--- start THE DATA ---
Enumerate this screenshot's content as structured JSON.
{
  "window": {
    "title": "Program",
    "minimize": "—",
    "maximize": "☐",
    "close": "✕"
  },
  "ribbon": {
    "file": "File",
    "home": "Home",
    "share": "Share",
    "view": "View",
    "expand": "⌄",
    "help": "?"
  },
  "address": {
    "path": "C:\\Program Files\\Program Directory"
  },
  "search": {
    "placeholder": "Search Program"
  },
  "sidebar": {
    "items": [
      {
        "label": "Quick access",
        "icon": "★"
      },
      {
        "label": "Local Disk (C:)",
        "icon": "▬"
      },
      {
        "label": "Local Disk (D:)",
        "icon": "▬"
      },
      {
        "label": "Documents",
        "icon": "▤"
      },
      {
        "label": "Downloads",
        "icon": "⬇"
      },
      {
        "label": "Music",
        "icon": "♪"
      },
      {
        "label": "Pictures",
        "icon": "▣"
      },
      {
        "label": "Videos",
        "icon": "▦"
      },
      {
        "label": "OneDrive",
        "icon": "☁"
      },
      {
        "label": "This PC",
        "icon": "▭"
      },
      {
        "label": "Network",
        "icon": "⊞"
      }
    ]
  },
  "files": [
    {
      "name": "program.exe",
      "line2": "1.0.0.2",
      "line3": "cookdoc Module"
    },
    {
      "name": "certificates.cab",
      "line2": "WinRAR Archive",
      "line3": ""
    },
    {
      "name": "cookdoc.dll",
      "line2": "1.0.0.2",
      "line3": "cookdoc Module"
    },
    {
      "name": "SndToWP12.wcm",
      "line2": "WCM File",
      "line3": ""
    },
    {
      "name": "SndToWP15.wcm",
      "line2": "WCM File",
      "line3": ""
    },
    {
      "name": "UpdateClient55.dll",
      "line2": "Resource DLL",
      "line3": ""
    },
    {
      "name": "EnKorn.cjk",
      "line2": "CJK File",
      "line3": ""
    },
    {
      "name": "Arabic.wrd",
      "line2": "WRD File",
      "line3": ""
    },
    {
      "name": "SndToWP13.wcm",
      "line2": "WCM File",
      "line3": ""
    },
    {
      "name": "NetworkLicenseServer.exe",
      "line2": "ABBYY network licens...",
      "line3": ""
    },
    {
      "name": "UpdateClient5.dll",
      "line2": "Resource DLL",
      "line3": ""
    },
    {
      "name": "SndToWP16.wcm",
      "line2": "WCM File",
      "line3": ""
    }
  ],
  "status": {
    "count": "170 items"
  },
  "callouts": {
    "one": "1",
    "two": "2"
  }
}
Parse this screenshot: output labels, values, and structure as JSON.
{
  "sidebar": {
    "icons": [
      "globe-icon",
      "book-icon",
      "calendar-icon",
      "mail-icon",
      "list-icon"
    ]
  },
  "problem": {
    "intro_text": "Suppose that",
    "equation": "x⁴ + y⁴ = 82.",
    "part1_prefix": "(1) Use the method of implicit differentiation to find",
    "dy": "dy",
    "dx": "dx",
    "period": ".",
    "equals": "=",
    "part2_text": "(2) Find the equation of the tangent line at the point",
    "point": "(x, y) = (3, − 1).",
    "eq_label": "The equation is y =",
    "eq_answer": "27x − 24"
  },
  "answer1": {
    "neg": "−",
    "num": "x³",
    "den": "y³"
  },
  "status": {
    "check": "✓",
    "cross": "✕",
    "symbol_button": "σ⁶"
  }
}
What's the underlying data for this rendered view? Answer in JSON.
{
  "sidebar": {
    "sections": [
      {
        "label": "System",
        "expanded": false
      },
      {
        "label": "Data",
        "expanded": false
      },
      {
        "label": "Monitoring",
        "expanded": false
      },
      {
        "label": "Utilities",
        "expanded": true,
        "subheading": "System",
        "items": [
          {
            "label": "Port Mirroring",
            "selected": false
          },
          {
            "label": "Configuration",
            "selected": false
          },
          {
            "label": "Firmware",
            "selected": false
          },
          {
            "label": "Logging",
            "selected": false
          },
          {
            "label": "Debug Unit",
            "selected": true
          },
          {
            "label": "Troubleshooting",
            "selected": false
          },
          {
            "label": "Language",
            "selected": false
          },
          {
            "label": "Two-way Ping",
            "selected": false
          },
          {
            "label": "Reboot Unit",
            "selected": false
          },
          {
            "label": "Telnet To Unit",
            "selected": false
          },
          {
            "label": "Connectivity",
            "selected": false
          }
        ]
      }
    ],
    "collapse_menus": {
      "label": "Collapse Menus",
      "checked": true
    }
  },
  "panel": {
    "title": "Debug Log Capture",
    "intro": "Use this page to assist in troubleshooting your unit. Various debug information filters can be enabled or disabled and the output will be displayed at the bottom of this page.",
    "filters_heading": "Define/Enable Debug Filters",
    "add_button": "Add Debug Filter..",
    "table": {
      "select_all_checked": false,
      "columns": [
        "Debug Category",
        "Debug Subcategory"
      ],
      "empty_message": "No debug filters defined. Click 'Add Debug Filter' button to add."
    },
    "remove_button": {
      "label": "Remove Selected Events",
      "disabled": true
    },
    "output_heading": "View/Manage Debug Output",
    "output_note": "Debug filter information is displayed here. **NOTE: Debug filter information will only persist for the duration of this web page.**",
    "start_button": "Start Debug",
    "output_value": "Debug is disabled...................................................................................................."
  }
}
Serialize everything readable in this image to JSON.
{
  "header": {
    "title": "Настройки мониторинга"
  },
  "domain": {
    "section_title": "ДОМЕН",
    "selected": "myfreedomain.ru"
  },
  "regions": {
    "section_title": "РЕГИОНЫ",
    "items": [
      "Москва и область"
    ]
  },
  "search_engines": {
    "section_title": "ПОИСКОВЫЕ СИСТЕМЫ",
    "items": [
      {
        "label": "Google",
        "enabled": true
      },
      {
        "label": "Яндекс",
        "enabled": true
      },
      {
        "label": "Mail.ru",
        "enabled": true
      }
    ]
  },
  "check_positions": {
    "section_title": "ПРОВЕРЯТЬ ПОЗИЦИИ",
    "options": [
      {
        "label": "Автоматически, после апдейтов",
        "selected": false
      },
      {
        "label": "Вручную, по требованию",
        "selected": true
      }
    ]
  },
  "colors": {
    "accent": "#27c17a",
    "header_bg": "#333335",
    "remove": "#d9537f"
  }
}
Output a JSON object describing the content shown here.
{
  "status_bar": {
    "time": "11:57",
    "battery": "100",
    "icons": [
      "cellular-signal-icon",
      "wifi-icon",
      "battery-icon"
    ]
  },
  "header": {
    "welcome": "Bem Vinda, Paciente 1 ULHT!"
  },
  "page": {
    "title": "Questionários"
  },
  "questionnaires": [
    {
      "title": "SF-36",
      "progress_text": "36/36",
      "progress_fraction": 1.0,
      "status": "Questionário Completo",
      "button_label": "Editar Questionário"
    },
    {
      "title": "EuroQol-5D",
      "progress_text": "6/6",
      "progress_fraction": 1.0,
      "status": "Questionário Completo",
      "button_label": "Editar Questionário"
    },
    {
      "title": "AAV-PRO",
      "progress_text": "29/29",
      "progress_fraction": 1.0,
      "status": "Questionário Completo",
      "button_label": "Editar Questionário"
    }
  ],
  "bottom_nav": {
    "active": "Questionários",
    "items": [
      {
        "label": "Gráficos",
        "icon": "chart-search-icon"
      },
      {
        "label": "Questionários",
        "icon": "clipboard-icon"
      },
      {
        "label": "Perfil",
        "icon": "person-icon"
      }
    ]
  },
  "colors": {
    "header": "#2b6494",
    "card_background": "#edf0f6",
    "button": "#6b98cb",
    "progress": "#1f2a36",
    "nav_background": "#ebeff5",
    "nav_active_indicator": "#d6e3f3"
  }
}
--- end THE DATA ---
**GOAL**
In this exercise, repeat all entries exactly.

**WORKED ANSWER**
Enumerate this screenshot's content as structured JSON.
{
  "window": {
    "title": "Program",
    "minimize": "—",
    "maximize": "☐",
    "close": "✕"
  },
  "ribbon": {
    "file": "File",
    "home": "Home",
    "share": "Share",
    "view": "View",
    "expand": "⌄",
    "help": "?"
  },
  "address": {
    "path": "C:\\Program Files\\Program Directory"
  },
  "search": {
    "placeholder": "Search Program"
  },
  "sidebar": {
    "items": [
      {
        "label": "Quick access",
        "icon": "★"
      },
      {
        "label": "Local Disk (C:)",
        "icon": "▬"
      },
      {
        "label": "Local Disk (D:)",
        "icon": "▬"
      },
      {
        "label": "Documents",
        "icon": "▤"
      },
      {
        "label": "Downloads",
        "icon": "⬇"
      },
      {
        "label": "Music",
        "icon": "♪"
      },
      {
        "label": "Pictures",
        "icon": "▣"
      },
      {
        "label": "Videos",
        "icon": "▦"
      },
      {
        "label": "OneDrive",
        "icon": "☁"
      },
      {
        "label": "This PC",
        "icon": "▭"
      },
      {
        "label": "Network",
        "icon": "⊞"
      }
    ]
  },
  "files": [
    {
      "name": "program.exe",
      "line2": "1.0.0.2",
      "line3": "cookdoc Module"
    },
    {
      "name": "certificates.cab",
      "line2": "WinRAR Archive",
      "line3": ""
    },
    {
      "name": "cookdoc.dll",
      "line2": "1.0.0.2",
      "line3": "cookdoc Module"
    },
    {
      "name": "SndToWP12.wcm",
      "line2": "WCM File",
      "line3": ""
    },
    {
      "name": "SndToWP15.wcm",
      "line2": "WCM File",
      "line3": ""
    },
    {
      "name": "UpdateClient55.dll",
      "line2": "Resource DLL",
      "line3": ""
    },
    {
      "name": "EnKorn.cjk",
      "line2": "CJK File",
      "line3": ""
    },
    {
      "name": "Arabic.wrd",
      "line2": "WRD File",
      "line3": ""
    },
    {
      "name": "SndToWP13.wcm",
      "line2": "WCM File",
      "line3": ""
    },
    {
      "name": "NetworkLicenseServer.exe",
      "line2": "ABBYY network licens...",
      "line3": ""
    },
    {
      "name": "UpdateClient5.dll",
      "line2": "Resource DLL",
      "line3": ""
    },
    {
      "name": "SndToWP16.wcm",
      "line2": "WCM File",
      "line3": ""
    }
  ],
  "status": {
    "count": "170 items"
  },
  "callouts": {
    "one": "1",
    "two": "2"
  }
}
Parse this screenshot: output labels, values, and structure as JSON.
{
  "sidebar": {
    "icons": [
      "globe-icon",
      "book-icon",
      "calendar-icon",
      "mail-icon",
      "list-icon"
    ]
  },
  "problem": {
    "intro_text": "Suppose that",
    "equation": "x⁴ + y⁴ = 82.",
    "part1_prefix": "(1) Use the method of implicit differentiation to find",
    "dy": "dy",
    "dx": "dx",
    "period": ".",
    "equals": "=",
    "part2_text": "(2) Find the equation of the tangent line at the point",
    "point": "(x, y) = (3, − 1).",
    "eq_label": "The equation is y =",
    "eq_answer": "27x − 24"
  },
  "answer1": {
    "neg": "−",
    "num": "x³",
    "den": "y³"
  },
  "status": {
    "check": "✓",
    "cross": "✕",
    "symbol_button": "σ⁶"
  }
}
What's the underlying data for this rendered view? Answer in JSON.
{
  "sidebar": {
    "sections": [
      {
        "label": "System",
        "expanded": false
      },
      {
        "label": "Data",
        "expanded": false
      },
      {
        "label": "Monitoring",
        "expanded": false
      },
      {
        "label": "Utilities",
        "expanded": true,
        "subheading": "System",
        "items": [
          {
            "label": "Port Mirroring",
            "selected": false
          },
          {
            "label": "Configuration",
            "selected": false
          },
          {
            "label": "Firmware",
            "selected": false
          },
          {
            "label": "Logging",
            "selected": false
          },
          {
            "label": "Debug Unit",
            "selected": true
          },
          {
            "label": "Troubleshooting",
            "selected": false
          },
          {
            "label": "Language",
            "selected": false
          },
          {
            "label": "Two-way Ping",
            "selected": false
          },
          {
            "label": "Reboot Unit",
            "selected": false
          },
          {
            "label": "Telnet To Unit",
            "selected": false
          },
          {
            "label": "Connectivity",
            "selected": false
          }
        ]
      }
    ],
    "collapse_menus": {
      "label": "Collapse Menus",
      "checked": true
    }
  },
  "panel": {
    "title": "Debug Log Capture",
    "intro": "Use this page to assist in troubleshooting your unit. Various debug information filters can be enabled or disabled and the output will be displayed at the bottom of this page.",
    "filters_heading": "Define/Enable Debug Filters",
    "add_button": "Add Debug Filter..",
    "table": {
      "select_all_checked": false,
      "columns": [
        "Debug Category",
        "Debug Subcategory"
      ],
      "empty_message": "No debug filters defined. Click 'Add Debug Filter' button to add."
    },
    "remove_button": {
      "label": "Remove Selected Events",
      "disabled": true
    },
    "output_heading": "View/Manage Debug Output",
    "output_note": "Debug filter information is displayed here. **NOTE: Debug filter information will only persist for the duration of this web page.**",
    "start_button": "Start Debug",
    "output_value": "Debug is disabled...................................................................................................."
  }
}
Serialize everything readable in this image to JSON.
{
  "header": {
    "title": "Настройки мониторинга"
  },
  "domain": {
    "section_title": "ДОМЕН",
    "selected": "myfreedomain.ru"
  },
  "regions": {
    "section_title": "РЕГИОНЫ",
    "items": [
      "Москва и область"
    ]
  },
  "search_engines": {
    "section_title": "ПОИСКОВЫЕ СИСТЕМЫ",
    "items": [
      {
        "label": "Google",
        "enabled": true
      },
      {
        "label": "Яндекс",
        "enabled": true
      },
      {
        "label": "Mail.ru",
        "enabled": true
      }
    ]
  },
  "check_positions": {
    "section_title": "ПРОВЕРЯТЬ ПОЗИЦИИ",
    "options": [
      {
        "label": "Автоматически, после апдейтов",
        "selected": false
      },
      {
        "label": "Вручную, по требованию",
        "selected": true
      }
    ]
  },
  "colors": {
    "accent": "#27c17a",
    "header_bg": "#333335",
    "remove": "#d9537f"
  }
}
Output a JSON object describing the content shown here.
{
  "status_bar": {
    "time": "11:57",
    "battery": "100",
    "icons": [
      "cellular-signal-icon",
      "wifi-icon",
      "battery-icon"
    ]
  },
  "header": {
    "welcome": "Bem Vinda, Paciente 1 ULHT!"
  },
  "page": {
    "title": "Questionários"
  },
  "questionnaires": [
    {
      "title": "SF-36",
      "progress_text": "36/36",
      "progress_fraction": 1.0,
      "status": "Questionário Completo",
      "button_label": "Editar Questionário"
    },
    {
      "title": "EuroQol-5D",
      "progress_text": "6/6",
      "progress_fraction": 1.0,
      "status": "Questionário Completo",
      "button_label": "Editar Questionário"
    },
    {
      "title": "AAV-PRO",
      "progress_text": "29/29",
      "progress_fraction": 1.0,
      "status": "Questionário Completo",
      "button_label": "Editar Questionário"
    }
  ],
  "bottom_nav": {
    "active": "Questionários",
    "items": [
      {
        "label": "Gráficos",
        "icon": "chart-search-icon"
      },
      {
        "label": "Questionários",
        "icon": "clipboard-icon"
      },
      {
        "label": "Perfil",
        "icon": "person-icon"
      }
    ]
  },
  "colors": {
    "header": "#2b6494",
    "card_background": "#edf0f6",
    "button": "#6b98cb",
    "progress": "#1f2a36",
    "nav_background": "#ebeff5",
    "nav_active_indicator": "#d6e3f3"
  }
}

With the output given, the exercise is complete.